(Figure data in JSON)
+===+
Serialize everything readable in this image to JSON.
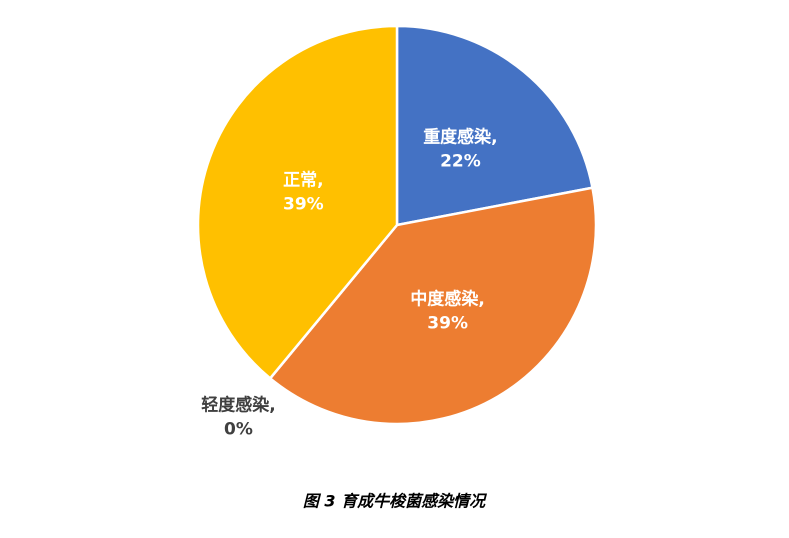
{
  "chart_data": {
    "type": "pie",
    "title": "图 3  育成牛梭菌感染情况",
    "categories": [
      "重度感染,",
      "中度感染,",
      "轻度感染,",
      "正常,"
    ],
    "values": [
      22,
      39,
      0,
      39
    ],
    "value_labels": [
      "22%",
      "39%",
      "0%",
      "39%"
    ],
    "colors": [
      "#4472c4",
      "#ed7d31",
      "#a5a5a5",
      "#ffc000"
    ]
  }
}
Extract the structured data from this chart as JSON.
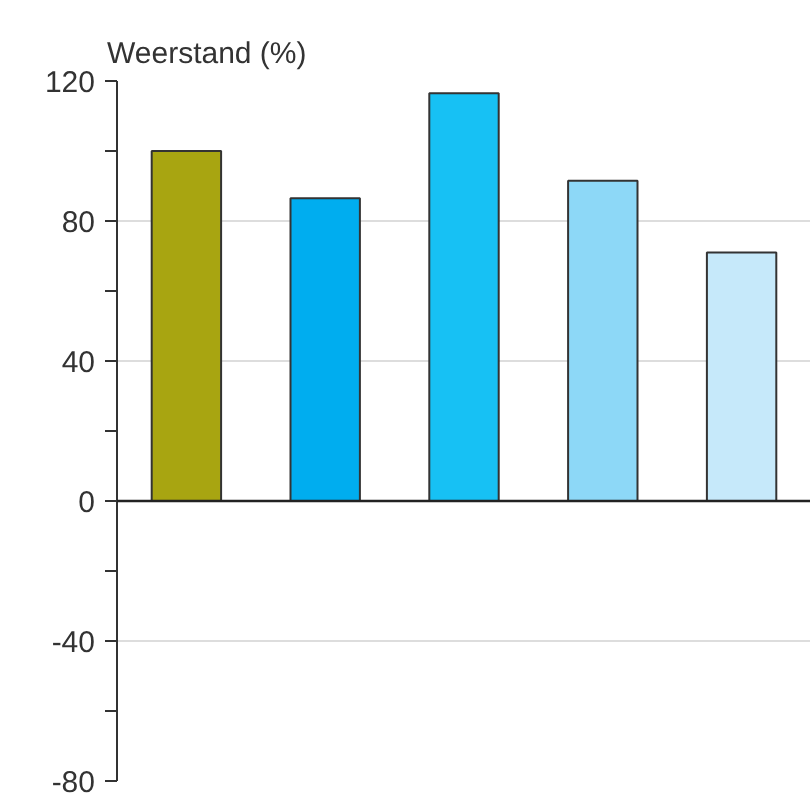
{
  "chart_data": {
    "type": "bar",
    "ylabel": "Weerstand (%)",
    "categories": [
      null,
      null,
      null,
      null,
      null
    ],
    "values": [
      100,
      86.5,
      116.5,
      91.5,
      71
    ],
    "colors": [
      "#a8a511",
      "#00adef",
      "#17c1f4",
      "#8dd8f7",
      "#c6e9fa"
    ],
    "ylim": [
      -80,
      120
    ],
    "yticks": [
      -80,
      {
        "value": -60,
        "label": null
      },
      -40,
      {
        "value": -20,
        "label": null
      },
      0,
      {
        "value": 20,
        "label": null
      },
      40,
      {
        "value": 60,
        "label": null
      },
      80,
      {
        "value": 100,
        "label": null
      },
      120
    ],
    "grid": "y",
    "ref_lines": [
      {
        "axis": "y",
        "value": 0,
        "color": "#222222"
      }
    ]
  }
}
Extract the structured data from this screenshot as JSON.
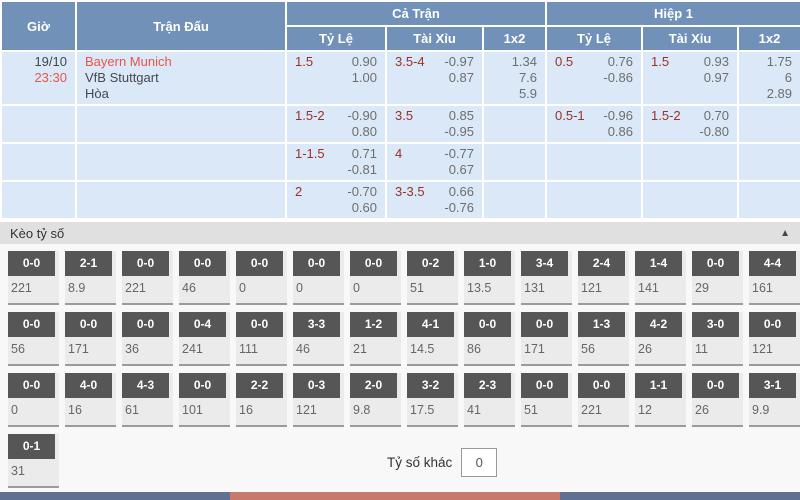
{
  "colors": {
    "header_bg": "#7191b9",
    "row_bg": "#dbe8f7",
    "handicap_line": "#9c2f26",
    "odds_text": "#6e6e6e",
    "highlight_red": "#e8554a",
    "score_button_bg": "#565656",
    "section_bar_bg": "#e0e0e0",
    "bottom_bar_blue": "#5f7093",
    "bottom_bar_salmon": "#c7796c"
  },
  "table": {
    "headers": {
      "time": "Giờ",
      "match": "Trận Đấu",
      "full_match": "Cả Trận",
      "first_half": "Hiệp 1",
      "handicap": "Tỷ Lệ",
      "over_under": "Tài Xỉu",
      "one_x_two": "1x2"
    },
    "match": {
      "date": "19/10",
      "time": "23:30",
      "home": "Bayern Munich",
      "away": "VfB Stuttgart",
      "draw": "Hòa"
    },
    "rows": [
      {
        "ft_handicap": {
          "line": "1.5",
          "odds": [
            "0.90",
            "1.00"
          ]
        },
        "ft_over_under": {
          "line": "3.5-4",
          "odds": [
            "-0.97",
            "0.87"
          ]
        },
        "ft_1x2": [
          "1.34",
          "7.6",
          "5.9"
        ],
        "h1_handicap": {
          "line": "0.5",
          "odds": [
            "0.76",
            "-0.86"
          ]
        },
        "h1_over_under": {
          "line": "1.5",
          "odds": [
            "0.93",
            "0.97"
          ]
        },
        "h1_1x2": [
          "1.75",
          "6",
          "2.89"
        ]
      },
      {
        "ft_handicap": {
          "line": "1.5-2",
          "odds": [
            "-0.90",
            "0.80"
          ]
        },
        "ft_over_under": {
          "line": "3.5",
          "odds": [
            "0.85",
            "-0.95"
          ]
        },
        "ft_1x2": [],
        "h1_handicap": {
          "line": "0.5-1",
          "odds": [
            "-0.96",
            "0.86"
          ]
        },
        "h1_over_under": {
          "line": "1.5-2",
          "odds": [
            "0.70",
            "-0.80"
          ]
        },
        "h1_1x2": []
      },
      {
        "ft_handicap": {
          "line": "1-1.5",
          "odds": [
            "0.71",
            "-0.81"
          ]
        },
        "ft_over_under": {
          "line": "4",
          "odds": [
            "-0.77",
            "0.67"
          ]
        },
        "ft_1x2": [],
        "h1_handicap": null,
        "h1_over_under": null,
        "h1_1x2": []
      },
      {
        "ft_handicap": {
          "line": "2",
          "odds": [
            "-0.70",
            "0.60"
          ]
        },
        "ft_over_under": {
          "line": "3-3.5",
          "odds": [
            "0.66",
            "-0.76"
          ]
        },
        "ft_1x2": [],
        "h1_handicap": null,
        "h1_over_under": null,
        "h1_1x2": []
      }
    ]
  },
  "score_section": {
    "title": "Kèo tỷ số",
    "collapse_icon": "▲",
    "rows": [
      [
        {
          "score": "0-0",
          "odds": "221"
        },
        {
          "score": "2-1",
          "odds": "8.9"
        },
        {
          "score": "0-0",
          "odds": "221"
        },
        {
          "score": "0-0",
          "odds": "46"
        },
        {
          "score": "0-0",
          "odds": "0"
        },
        {
          "score": "0-0",
          "odds": "0"
        },
        {
          "score": "0-0",
          "odds": "0"
        },
        {
          "score": "0-2",
          "odds": "51"
        },
        {
          "score": "1-0",
          "odds": "13.5"
        },
        {
          "score": "3-4",
          "odds": "131"
        },
        {
          "score": "2-4",
          "odds": "121"
        },
        {
          "score": "1-4",
          "odds": "141"
        },
        {
          "score": "0-0",
          "odds": "29"
        },
        {
          "score": "4-4",
          "odds": "161"
        }
      ],
      [
        {
          "score": "0-0",
          "odds": "56"
        },
        {
          "score": "0-0",
          "odds": "171"
        },
        {
          "score": "0-0",
          "odds": "36"
        },
        {
          "score": "0-4",
          "odds": "241"
        },
        {
          "score": "0-0",
          "odds": "111"
        },
        {
          "score": "3-3",
          "odds": "46"
        },
        {
          "score": "1-2",
          "odds": "21"
        },
        {
          "score": "4-1",
          "odds": "14.5"
        },
        {
          "score": "0-0",
          "odds": "86"
        },
        {
          "score": "0-0",
          "odds": "171"
        },
        {
          "score": "1-3",
          "odds": "56"
        },
        {
          "score": "4-2",
          "odds": "26"
        },
        {
          "score": "3-0",
          "odds": "11"
        },
        {
          "score": "0-0",
          "odds": "121"
        }
      ],
      [
        {
          "score": "0-0",
          "odds": "0"
        },
        {
          "score": "4-0",
          "odds": "16"
        },
        {
          "score": "4-3",
          "odds": "61"
        },
        {
          "score": "0-0",
          "odds": "101"
        },
        {
          "score": "2-2",
          "odds": "16"
        },
        {
          "score": "0-3",
          "odds": "121"
        },
        {
          "score": "2-0",
          "odds": "9.8"
        },
        {
          "score": "3-2",
          "odds": "17.5"
        },
        {
          "score": "2-3",
          "odds": "41"
        },
        {
          "score": "0-0",
          "odds": "51"
        },
        {
          "score": "0-0",
          "odds": "221"
        },
        {
          "score": "1-1",
          "odds": "12"
        },
        {
          "score": "0-0",
          "odds": "26"
        },
        {
          "score": "3-1",
          "odds": "9.9"
        }
      ],
      [
        {
          "score": "0-1",
          "odds": "31"
        }
      ]
    ],
    "other_score": {
      "label": "Tỷ số khác",
      "value": "0"
    }
  }
}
+===+
Provide the number of lines containing the string "from", with no other output.

• CORRECT RESPONSE: 2